▼▼▼
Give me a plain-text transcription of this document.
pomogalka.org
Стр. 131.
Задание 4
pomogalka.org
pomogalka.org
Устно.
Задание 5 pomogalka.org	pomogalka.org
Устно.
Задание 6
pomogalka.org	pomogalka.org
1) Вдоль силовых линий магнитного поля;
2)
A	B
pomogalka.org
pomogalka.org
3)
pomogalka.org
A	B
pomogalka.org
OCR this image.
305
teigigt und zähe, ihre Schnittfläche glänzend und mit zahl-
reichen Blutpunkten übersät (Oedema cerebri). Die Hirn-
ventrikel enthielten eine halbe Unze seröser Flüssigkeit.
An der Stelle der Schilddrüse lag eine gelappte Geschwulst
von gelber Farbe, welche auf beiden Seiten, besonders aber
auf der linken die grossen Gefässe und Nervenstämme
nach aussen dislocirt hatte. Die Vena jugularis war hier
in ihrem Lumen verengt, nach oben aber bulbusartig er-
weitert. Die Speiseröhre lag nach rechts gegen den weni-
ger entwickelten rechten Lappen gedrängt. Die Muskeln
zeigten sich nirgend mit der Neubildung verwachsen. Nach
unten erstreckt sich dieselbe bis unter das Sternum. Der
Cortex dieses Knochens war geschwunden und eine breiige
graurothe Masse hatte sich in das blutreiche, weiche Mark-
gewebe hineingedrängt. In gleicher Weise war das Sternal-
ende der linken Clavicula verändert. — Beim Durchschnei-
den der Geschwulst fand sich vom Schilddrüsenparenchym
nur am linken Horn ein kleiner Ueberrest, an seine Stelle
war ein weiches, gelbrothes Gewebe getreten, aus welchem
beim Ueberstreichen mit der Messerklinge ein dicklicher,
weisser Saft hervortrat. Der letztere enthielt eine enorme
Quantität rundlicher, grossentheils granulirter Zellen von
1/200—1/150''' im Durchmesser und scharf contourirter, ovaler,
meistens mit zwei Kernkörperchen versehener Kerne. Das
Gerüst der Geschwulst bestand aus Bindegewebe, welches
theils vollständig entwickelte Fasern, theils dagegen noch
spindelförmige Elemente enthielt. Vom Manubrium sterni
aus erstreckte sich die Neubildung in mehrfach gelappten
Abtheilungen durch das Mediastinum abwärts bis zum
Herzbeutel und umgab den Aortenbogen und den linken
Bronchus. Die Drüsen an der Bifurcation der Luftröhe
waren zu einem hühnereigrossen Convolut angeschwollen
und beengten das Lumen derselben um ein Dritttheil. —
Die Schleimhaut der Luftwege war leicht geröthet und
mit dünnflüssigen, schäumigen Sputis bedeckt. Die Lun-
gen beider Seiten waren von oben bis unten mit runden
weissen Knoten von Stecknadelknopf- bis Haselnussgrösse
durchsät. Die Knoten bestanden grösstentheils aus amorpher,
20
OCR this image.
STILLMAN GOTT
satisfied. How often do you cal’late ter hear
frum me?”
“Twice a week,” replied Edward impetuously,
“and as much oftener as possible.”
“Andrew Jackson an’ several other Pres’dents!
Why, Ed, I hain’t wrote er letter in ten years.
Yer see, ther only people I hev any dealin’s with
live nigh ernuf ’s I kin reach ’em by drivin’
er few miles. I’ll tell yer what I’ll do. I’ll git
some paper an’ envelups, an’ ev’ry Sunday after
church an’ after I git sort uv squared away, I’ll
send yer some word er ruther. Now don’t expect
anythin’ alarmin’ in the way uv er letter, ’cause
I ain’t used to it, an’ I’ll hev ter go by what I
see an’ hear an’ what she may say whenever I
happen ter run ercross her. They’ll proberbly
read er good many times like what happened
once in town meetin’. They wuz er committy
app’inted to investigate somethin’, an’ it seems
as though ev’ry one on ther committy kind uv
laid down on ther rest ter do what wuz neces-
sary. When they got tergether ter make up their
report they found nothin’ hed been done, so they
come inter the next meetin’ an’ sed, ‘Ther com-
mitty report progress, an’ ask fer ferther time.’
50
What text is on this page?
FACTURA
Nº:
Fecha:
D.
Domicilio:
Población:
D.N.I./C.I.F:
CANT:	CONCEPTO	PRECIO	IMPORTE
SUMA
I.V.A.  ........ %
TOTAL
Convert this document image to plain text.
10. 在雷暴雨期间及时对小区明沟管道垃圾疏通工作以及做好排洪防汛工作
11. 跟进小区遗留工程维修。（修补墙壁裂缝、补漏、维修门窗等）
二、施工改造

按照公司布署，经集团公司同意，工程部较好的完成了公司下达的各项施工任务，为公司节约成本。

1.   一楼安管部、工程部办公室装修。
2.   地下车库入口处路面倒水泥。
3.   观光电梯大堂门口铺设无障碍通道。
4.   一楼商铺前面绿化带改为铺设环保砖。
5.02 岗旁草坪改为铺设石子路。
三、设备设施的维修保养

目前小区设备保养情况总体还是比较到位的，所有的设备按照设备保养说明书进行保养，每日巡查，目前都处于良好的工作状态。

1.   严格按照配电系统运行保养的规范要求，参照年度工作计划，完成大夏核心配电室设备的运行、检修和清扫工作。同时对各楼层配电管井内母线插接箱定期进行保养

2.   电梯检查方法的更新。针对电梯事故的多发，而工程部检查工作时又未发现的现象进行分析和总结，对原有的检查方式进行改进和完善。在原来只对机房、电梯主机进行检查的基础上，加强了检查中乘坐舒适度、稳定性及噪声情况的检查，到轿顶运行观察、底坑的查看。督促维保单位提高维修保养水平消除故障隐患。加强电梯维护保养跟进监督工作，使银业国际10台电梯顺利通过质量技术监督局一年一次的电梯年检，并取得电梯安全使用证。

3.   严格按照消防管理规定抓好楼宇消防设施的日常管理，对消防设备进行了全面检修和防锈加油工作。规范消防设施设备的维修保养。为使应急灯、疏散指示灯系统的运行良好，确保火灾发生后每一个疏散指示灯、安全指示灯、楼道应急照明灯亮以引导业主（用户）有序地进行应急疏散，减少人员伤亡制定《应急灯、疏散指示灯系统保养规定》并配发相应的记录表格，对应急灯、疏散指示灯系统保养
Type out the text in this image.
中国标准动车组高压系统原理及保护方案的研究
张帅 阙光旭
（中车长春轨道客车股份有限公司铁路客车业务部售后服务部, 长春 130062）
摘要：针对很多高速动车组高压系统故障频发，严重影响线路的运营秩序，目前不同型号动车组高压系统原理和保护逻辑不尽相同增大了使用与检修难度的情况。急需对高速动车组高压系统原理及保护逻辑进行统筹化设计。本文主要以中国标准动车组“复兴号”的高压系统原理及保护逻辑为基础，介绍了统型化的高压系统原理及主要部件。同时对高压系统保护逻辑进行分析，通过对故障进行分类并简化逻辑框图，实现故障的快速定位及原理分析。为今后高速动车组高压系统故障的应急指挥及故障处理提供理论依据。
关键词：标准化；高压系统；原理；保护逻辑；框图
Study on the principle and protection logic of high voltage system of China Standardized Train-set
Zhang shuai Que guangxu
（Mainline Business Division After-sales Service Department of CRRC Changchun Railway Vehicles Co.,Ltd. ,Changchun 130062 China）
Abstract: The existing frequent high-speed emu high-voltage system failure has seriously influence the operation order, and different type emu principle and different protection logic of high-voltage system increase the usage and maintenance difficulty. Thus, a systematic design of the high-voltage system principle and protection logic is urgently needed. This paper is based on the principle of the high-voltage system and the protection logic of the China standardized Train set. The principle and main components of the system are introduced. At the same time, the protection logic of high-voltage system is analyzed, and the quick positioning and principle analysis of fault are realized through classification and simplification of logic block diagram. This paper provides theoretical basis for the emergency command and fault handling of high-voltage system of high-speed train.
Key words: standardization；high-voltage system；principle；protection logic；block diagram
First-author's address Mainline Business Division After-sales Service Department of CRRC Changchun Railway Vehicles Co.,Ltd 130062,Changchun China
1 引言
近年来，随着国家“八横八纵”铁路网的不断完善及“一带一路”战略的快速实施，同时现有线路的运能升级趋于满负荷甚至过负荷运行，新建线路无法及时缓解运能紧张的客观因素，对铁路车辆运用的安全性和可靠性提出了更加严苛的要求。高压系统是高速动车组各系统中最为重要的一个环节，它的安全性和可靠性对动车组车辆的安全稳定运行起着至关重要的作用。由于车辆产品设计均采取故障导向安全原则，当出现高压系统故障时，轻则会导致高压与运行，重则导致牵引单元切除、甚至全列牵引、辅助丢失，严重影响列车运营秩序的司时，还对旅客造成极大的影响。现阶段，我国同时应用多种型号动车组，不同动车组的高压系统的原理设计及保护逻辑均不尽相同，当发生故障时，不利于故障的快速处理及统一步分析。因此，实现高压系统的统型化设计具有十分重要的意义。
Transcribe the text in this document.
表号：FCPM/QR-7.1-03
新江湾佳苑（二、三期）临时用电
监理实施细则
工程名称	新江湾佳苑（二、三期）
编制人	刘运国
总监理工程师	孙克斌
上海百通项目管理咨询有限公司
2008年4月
▲▲▲
▸ **WHAT THE TASK ASKS**
Report how many lines contain "Seiten". Give nothing but the number.

▸ **RESULT FOR THIS TASK**
2